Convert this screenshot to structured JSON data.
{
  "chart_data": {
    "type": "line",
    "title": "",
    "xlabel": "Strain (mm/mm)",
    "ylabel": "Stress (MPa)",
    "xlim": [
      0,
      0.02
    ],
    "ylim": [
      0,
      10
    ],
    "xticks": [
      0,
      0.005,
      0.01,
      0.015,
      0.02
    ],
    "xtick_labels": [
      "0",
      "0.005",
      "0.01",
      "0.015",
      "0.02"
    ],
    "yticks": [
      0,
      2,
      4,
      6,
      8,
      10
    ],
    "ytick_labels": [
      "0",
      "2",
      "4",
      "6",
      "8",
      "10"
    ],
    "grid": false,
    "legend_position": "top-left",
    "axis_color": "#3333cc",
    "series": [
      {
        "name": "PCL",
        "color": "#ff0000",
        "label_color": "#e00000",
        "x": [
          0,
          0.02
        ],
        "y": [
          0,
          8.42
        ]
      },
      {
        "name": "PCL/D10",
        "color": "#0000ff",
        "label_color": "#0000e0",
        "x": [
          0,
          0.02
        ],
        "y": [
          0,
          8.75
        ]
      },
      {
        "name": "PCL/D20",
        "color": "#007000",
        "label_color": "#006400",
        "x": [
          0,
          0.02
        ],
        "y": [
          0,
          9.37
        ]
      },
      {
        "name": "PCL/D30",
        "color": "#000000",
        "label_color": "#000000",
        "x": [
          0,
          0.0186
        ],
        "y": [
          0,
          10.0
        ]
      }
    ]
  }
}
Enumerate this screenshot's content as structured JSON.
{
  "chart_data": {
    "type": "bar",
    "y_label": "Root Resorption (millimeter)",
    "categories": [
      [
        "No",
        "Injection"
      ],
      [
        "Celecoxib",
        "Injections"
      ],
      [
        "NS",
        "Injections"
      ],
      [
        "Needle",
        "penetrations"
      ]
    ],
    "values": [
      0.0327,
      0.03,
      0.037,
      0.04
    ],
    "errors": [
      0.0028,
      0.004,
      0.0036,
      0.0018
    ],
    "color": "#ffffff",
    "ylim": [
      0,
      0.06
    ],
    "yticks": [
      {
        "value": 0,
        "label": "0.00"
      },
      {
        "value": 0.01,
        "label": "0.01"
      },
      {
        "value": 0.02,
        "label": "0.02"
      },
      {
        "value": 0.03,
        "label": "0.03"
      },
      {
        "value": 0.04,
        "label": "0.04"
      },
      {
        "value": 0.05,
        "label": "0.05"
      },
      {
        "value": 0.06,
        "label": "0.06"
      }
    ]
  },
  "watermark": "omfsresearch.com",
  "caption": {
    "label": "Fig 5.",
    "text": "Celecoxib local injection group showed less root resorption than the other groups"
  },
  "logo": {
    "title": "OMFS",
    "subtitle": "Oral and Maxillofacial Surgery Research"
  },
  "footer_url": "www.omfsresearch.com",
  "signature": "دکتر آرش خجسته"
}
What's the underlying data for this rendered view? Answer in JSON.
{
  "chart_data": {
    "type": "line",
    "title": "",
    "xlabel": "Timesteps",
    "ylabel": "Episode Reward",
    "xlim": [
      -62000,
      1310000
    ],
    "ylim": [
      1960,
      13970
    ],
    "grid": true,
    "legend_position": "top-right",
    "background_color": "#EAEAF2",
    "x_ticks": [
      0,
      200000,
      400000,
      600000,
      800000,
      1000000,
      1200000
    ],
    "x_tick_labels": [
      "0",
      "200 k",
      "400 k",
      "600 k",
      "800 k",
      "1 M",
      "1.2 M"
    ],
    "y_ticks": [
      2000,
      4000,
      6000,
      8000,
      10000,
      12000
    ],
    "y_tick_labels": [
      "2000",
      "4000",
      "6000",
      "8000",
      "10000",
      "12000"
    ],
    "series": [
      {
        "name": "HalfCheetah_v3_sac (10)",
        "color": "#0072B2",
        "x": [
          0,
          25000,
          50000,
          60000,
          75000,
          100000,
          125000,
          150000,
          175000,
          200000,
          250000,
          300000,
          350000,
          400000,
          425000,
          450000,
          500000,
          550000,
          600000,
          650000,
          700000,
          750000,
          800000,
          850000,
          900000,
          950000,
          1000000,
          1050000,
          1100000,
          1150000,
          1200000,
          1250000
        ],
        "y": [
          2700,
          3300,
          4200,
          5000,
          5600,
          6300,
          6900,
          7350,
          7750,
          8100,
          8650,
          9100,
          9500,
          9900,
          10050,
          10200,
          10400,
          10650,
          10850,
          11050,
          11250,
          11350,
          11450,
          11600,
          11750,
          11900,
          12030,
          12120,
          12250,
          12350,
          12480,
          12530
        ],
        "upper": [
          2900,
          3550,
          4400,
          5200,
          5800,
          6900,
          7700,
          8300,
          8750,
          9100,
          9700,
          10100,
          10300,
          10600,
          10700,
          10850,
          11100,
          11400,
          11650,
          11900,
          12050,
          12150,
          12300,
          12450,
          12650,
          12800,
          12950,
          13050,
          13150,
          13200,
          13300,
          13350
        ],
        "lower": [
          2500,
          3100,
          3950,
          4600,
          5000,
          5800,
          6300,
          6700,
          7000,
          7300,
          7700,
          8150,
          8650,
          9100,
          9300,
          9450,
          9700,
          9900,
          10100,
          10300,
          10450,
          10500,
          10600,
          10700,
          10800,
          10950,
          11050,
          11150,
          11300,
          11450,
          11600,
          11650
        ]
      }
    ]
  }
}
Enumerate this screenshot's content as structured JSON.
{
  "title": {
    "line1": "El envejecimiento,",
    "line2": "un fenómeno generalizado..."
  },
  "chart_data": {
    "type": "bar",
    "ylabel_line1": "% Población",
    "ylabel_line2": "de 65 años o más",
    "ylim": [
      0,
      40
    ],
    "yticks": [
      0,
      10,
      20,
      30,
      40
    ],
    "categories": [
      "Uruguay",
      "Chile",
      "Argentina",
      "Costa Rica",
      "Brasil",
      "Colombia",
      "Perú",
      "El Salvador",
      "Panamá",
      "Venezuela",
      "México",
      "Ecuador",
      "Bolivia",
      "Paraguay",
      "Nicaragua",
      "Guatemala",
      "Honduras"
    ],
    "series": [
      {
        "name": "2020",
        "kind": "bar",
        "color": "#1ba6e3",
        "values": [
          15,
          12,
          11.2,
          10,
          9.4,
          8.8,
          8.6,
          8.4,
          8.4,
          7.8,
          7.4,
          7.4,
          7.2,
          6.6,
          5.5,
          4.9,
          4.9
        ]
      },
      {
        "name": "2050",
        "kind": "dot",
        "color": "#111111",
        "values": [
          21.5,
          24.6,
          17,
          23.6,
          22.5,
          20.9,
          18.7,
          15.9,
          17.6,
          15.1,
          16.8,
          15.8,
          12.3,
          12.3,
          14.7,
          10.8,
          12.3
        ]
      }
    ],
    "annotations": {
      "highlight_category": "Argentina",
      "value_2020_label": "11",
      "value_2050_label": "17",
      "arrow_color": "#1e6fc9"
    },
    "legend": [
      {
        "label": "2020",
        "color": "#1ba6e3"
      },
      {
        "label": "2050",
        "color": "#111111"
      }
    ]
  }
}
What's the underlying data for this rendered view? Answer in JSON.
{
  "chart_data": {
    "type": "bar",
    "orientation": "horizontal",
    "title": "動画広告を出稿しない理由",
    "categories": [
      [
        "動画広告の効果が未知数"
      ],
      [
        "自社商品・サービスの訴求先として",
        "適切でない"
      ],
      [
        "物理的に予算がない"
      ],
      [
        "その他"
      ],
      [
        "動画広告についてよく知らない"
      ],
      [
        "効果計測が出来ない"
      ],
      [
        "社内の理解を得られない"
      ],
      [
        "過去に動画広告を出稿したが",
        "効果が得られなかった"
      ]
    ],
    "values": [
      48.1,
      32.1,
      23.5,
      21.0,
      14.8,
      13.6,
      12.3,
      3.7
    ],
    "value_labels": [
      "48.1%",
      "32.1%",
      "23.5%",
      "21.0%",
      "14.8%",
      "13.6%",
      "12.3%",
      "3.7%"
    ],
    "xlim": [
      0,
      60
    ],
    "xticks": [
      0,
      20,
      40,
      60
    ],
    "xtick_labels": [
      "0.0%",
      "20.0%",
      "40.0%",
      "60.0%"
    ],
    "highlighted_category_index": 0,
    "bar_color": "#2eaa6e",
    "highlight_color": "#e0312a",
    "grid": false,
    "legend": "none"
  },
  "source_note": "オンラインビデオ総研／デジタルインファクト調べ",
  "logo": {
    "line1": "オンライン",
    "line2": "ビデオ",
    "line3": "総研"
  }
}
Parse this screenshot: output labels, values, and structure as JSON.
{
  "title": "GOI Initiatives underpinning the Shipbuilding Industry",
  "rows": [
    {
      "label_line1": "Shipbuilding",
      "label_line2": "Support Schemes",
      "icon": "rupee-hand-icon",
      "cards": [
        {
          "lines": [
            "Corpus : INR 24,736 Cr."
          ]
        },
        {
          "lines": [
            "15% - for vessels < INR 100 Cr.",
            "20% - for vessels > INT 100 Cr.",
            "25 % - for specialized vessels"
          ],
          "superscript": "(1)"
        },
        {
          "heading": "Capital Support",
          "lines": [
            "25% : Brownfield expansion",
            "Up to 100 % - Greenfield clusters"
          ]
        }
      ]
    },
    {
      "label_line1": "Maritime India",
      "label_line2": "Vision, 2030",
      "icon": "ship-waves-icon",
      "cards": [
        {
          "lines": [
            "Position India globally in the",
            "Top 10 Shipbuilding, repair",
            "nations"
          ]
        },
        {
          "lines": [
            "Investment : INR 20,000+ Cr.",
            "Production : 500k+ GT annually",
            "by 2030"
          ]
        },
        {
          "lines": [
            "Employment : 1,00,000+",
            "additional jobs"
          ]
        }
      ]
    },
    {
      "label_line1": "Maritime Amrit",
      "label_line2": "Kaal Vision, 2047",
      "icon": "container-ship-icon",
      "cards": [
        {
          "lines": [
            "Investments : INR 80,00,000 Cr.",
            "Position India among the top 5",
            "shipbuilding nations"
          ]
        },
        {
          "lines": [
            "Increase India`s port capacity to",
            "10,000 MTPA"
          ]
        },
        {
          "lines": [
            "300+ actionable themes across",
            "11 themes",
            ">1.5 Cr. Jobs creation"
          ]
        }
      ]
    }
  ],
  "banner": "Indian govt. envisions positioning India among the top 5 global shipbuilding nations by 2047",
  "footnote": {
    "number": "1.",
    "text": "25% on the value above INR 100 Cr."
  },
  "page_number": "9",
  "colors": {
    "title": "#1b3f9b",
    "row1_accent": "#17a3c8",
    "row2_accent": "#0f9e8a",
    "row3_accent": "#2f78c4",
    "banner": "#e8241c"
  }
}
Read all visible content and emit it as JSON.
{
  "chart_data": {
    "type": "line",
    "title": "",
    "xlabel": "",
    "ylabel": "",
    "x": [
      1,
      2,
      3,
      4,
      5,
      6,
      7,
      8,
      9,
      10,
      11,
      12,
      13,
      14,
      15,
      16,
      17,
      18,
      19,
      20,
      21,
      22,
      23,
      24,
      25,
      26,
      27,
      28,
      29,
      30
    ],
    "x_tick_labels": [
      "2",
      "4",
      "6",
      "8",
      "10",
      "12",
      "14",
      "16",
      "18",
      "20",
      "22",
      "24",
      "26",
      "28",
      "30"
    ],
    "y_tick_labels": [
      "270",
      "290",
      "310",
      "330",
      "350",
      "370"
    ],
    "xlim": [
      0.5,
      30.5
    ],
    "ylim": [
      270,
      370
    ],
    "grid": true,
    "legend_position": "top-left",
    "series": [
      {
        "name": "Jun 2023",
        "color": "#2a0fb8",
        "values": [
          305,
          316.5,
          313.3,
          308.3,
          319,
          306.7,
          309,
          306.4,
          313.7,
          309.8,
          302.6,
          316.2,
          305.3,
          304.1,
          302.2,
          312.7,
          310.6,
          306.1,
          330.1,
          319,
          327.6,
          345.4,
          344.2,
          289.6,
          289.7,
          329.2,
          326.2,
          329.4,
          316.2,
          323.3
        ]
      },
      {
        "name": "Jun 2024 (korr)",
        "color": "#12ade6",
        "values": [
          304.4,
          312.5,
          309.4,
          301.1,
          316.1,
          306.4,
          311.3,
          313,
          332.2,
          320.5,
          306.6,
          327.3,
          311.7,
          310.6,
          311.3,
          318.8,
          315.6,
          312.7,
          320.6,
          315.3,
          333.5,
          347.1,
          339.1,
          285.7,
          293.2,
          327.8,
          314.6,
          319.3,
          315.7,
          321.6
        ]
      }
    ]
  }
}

_Given exercise:_ Every line above that contains the word "Support" should be reported.

_Written answer:_
      "label_line2": "Support Schemes",
          "heading": "Capital Support",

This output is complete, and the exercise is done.